- **What you should do**
Reproduce verbatim the lines in the items below, beginning with the line that contains "ml1-l1: syms x: [275, 251, 309, 263]" and continuing through the line that contains "svg-text:-3: -3: [444, 307, 450, 314]", with both of those lines included.

━━━━━━

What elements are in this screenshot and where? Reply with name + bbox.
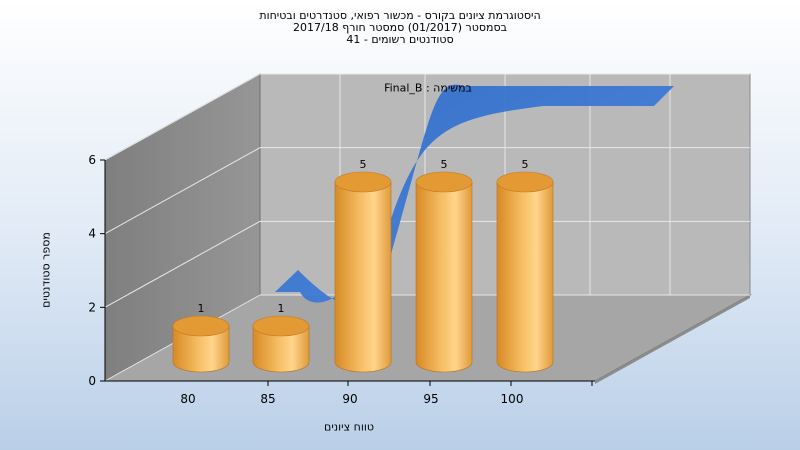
grid-line (104, 220, 261, 308)
bar-top (496, 171, 554, 193)
title-line-1: היסטוגרמת ציונים בקורס - מכשור רפואי, סט… (259, 9, 541, 22)
y-tick-label: 2 (88, 300, 96, 314)
bar-body (334, 181, 392, 373)
bar-top (252, 315, 310, 337)
y-tick-label: 4 (88, 227, 96, 241)
bar-body (415, 181, 473, 373)
bar-body (496, 181, 554, 373)
bar (172, 315, 230, 373)
bar-body (252, 325, 310, 373)
bar-top (172, 315, 230, 337)
x-axis-label: טווח ציונים (324, 420, 374, 434)
bar-value-label: 5 (522, 158, 529, 171)
bar-value-label: 1 (198, 302, 205, 315)
bar (334, 171, 392, 373)
bar (415, 171, 473, 373)
y-tick-label: 0 (88, 374, 96, 388)
grid-line (104, 147, 261, 235)
bar-value-label: 5 (360, 158, 367, 171)
floor-edge (595, 295, 750, 384)
y-axis-label: מספר סטודנטים (39, 232, 53, 308)
bar-top (334, 171, 392, 193)
x-tick-label: 90 (342, 392, 357, 406)
bar-top (415, 171, 473, 193)
x-tick-label: 80 (180, 392, 195, 406)
grid-line (104, 73, 261, 161)
series-annotation: Final_B : במשימה (384, 81, 472, 95)
bar-body (172, 325, 230, 373)
bar (496, 171, 554, 373)
x-tick-label: 95 (423, 392, 438, 406)
y-tick-label: 6 (88, 153, 96, 167)
chart-title: היסטוגרמת ציונים בקורס - מכשור רפואי, סט… (0, 10, 800, 46)
title-line-3: סטודנטים רשומים - 41 (346, 33, 454, 46)
x-tick-label: 100 (501, 392, 524, 406)
bar (252, 315, 310, 373)
bar-value-label: 1 (278, 302, 285, 315)
bar-value-label: 5 (441, 158, 448, 171)
title-line-2: בסמסטר (01/2017) סמסטר חורף 2017/18 (293, 21, 507, 34)
x-tick-label: 85 (260, 392, 275, 406)
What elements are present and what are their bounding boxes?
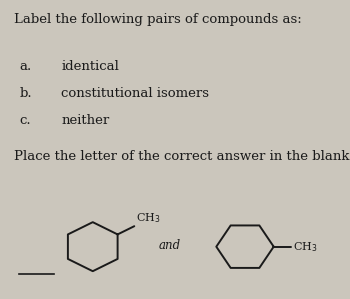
Text: and: and xyxy=(159,239,181,252)
Text: c.: c. xyxy=(19,114,31,126)
Text: constitutional isomers: constitutional isomers xyxy=(61,87,209,100)
Text: identical: identical xyxy=(61,60,119,73)
Text: b.: b. xyxy=(19,87,32,100)
Text: CH$_3$: CH$_3$ xyxy=(136,211,161,225)
Text: CH$_3$: CH$_3$ xyxy=(293,240,317,254)
Text: neither: neither xyxy=(61,114,110,126)
Text: Label the following pairs of compounds as:: Label the following pairs of compounds a… xyxy=(14,13,302,26)
Text: a.: a. xyxy=(19,60,32,73)
Text: Place the letter of the correct answer in the blank.: Place the letter of the correct answer i… xyxy=(14,150,350,162)
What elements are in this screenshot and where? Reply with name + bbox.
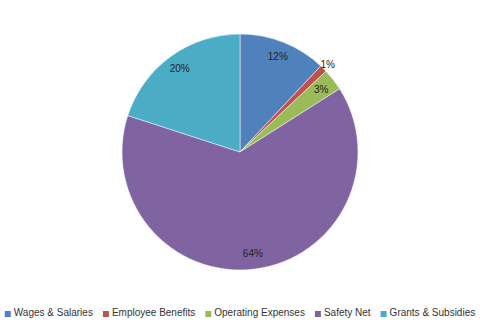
legend-swatch: [205, 311, 211, 317]
legend-swatch: [5, 311, 11, 317]
legend-item: Employee Benefits: [103, 307, 195, 318]
data-label: 12%: [268, 51, 288, 62]
legend-label: Employee Benefits: [112, 307, 195, 318]
data-label: 1%: [320, 59, 335, 70]
chart: 12% 1% 3% 64% 20% Wages & Salaries Employee Be…: [0, 0, 480, 333]
legend-swatch: [315, 311, 321, 317]
legend-label: Grants & Subsidies: [390, 307, 476, 318]
legend-swatch: [103, 311, 109, 317]
legend-item: Grants & Subsidies: [381, 307, 476, 318]
legend: Wages & Salaries Employee Benefits Operati…: [5, 307, 475, 318]
pie-slice: [128, 34, 240, 152]
legend-item: Safety Net: [315, 307, 371, 318]
legend-label: Operating Expenses: [214, 307, 305, 318]
data-label: 20%: [170, 63, 190, 74]
pie: 12% 1% 3% 64% 20%: [122, 34, 358, 270]
legend-item: Wages & Salaries: [5, 307, 93, 318]
legend-swatch: [381, 311, 387, 317]
legend-item: Operating Expenses: [205, 307, 305, 318]
legend-label: Safety Net: [324, 307, 371, 318]
data-label: 3%: [314, 84, 329, 95]
data-label: 64%: [243, 248, 263, 259]
legend-label: Wages & Salaries: [14, 307, 93, 318]
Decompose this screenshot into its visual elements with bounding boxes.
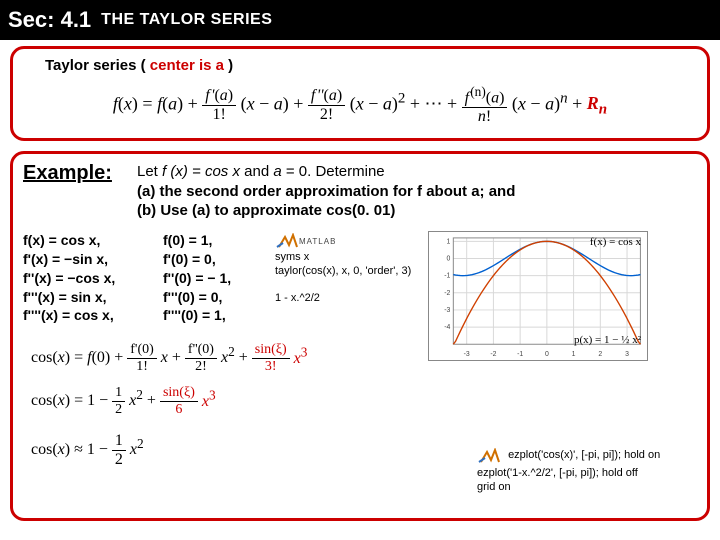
ml1-l1: syms x: [275, 251, 309, 263]
svg-text:-1: -1: [517, 351, 523, 358]
example-box: Example: Let f (x) = cos x and a = 0. De…: [10, 151, 710, 521]
eq-line-2: cos(x) = 1 − 12 x2 + sin(ξ)6 x3: [31, 385, 311, 418]
d4: f''''(x) = cos x,: [23, 307, 114, 323]
header-bar: Sec: 4.1 THE TAYLOR SERIES: [0, 0, 720, 40]
svg-text:2: 2: [598, 351, 602, 358]
subtitle: Taylor series ( center is a ): [45, 57, 697, 74]
equations-column: cos(x) = f(0) + f'(0)1! x + f''(0)2! x2 …: [31, 332, 311, 469]
svg-text:-1: -1: [444, 272, 450, 279]
v2: f''(0) = − 1,: [163, 270, 231, 286]
d0: f(x) = cos x,: [23, 232, 100, 248]
section-title: THE TAYLOR SERIES: [101, 11, 272, 29]
svg-text:1: 1: [572, 351, 576, 358]
matlab-icon: [275, 233, 299, 251]
subtitle-pre: Taylor series (: [45, 57, 150, 74]
svg-text:0: 0: [545, 351, 549, 358]
example-label: Example:: [23, 162, 125, 221]
svg-text:-3: -3: [444, 307, 450, 314]
taylor-definition-box: Taylor series ( center is a ) f(x) = f(a…: [10, 46, 710, 141]
ex-line1b: f (x) = cos x: [162, 163, 240, 180]
example-header-row: Example: Let f (x) = cos x and a = 0. De…: [23, 162, 697, 221]
v0: f(0) = 1,: [163, 232, 212, 248]
svg-text:0: 0: [447, 255, 451, 262]
approx-line: cos(x) ≈ 1 − 12 x2: [31, 432, 311, 469]
taylor-formula: f(x) = f(a) + f '(a)1! (x − a) + f ''(a)…: [23, 80, 697, 128]
svg-text:-3: -3: [464, 351, 470, 358]
subtitle-post: ): [224, 57, 233, 74]
v1: f'(0) = 0,: [163, 251, 216, 267]
ex-line3: (b) Use (a) to approximate cos(0. 01): [137, 202, 395, 219]
eq-line-1: cos(x) = f(0) + f'(0)1! x + f''(0)2! x2 …: [31, 342, 311, 375]
subtitle-highlight: center is a: [150, 57, 224, 74]
d1: f'(x) = −sin x,: [23, 251, 108, 267]
v3: f'''(0) = 0,: [163, 289, 222, 305]
chart-label-parab: p(x) = 1 − ½ x²: [574, 334, 641, 346]
ex-line1a: Let: [137, 163, 162, 180]
svg-text:1: 1: [447, 238, 451, 245]
d2: f''(x) = −cos x,: [23, 270, 115, 286]
ex-line1e: = 0. Determine: [282, 163, 385, 180]
d3: f'''(x) = sin x,: [23, 289, 107, 305]
ex-line1c: and: [240, 163, 273, 180]
chart-box: -3 -2 -1 0 1 2 3 -4 -3 -2 -1 0 1 f(x) = cos x p(x) =…: [428, 231, 648, 361]
section-label: Sec: 4.1: [8, 7, 91, 33]
ml2-l2: ezplot('1-x.^2/2', [-pi, pi]); hold off: [477, 467, 638, 479]
matlab-icon: [477, 448, 501, 466]
matlab-word: MATLAB: [299, 237, 336, 247]
example-text: Let f (x) = cos x and a = 0. Determine (…: [137, 162, 515, 221]
svg-text:-4: -4: [444, 324, 450, 331]
svg-text:3: 3: [625, 351, 629, 358]
chart-label-cos: f(x) = cos x: [590, 236, 641, 248]
ml1-l3: 1 - x.^2/2: [275, 292, 320, 304]
matlab-code-box-2: ezplot('cos(x)', [-pi, pi]); hold on ezp…: [477, 448, 687, 495]
ml2-l1: ezplot('cos(x)', [-pi, pi]); hold on: [508, 449, 660, 461]
svg-text:-2: -2: [490, 351, 496, 358]
svg-text:-2: -2: [444, 290, 450, 297]
ml1-l2: taylor(cos(x), x, 0, 'order', 3): [275, 265, 411, 277]
v4: f''''(0) = 1,: [163, 307, 226, 323]
ml2-l3: grid on: [477, 481, 511, 493]
ex-line2: (a) the second order approximation for f…: [137, 183, 515, 200]
ex-line1d: a: [273, 163, 281, 180]
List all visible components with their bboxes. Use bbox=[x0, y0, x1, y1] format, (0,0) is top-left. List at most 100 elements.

━━━━━━

- **Task result**
ml1-l1: syms x: [275, 251, 309, 263]
svg-text:-1: -1: [517, 351, 523, 358]
example-box: Example: Let f (x) = cos x and a = 0. De…: [10, 151, 710, 521]
eq-line-2: cos(x) = 1 − 12 x2 + sin(ξ)6 x3: [31, 385, 311, 418]
d4: f''''(x) = cos x,: [23, 307, 114, 323]
header-bar: Sec: 4.1 THE TAYLOR SERIES: [0, 0, 720, 40]
svg-text:2: 2: [598, 351, 602, 358]
subtitle: Taylor series ( center is a ): [45, 57, 697, 74]
equations-column: cos(x) = f(0) + f'(0)1! x + f''(0)2! x2 …: [31, 332, 311, 469]
svg-text:-1: -1: [444, 272, 450, 279]
v2: f''(0) = − 1,: [163, 270, 231, 286]
d0: f(x) = cos x,: [23, 232, 100, 248]
section-title: THE TAYLOR SERIES: [101, 11, 272, 29]
svg-text:1: 1: [572, 351, 576, 358]
matlab-icon: [275, 233, 299, 251]
subtitle-pre: Taylor series (: [45, 57, 150, 74]
svg-text:0: 0: [545, 351, 549, 358]
example-label: Example:: [23, 162, 125, 221]
svg-text:-3: -3: [444, 307, 450, 314]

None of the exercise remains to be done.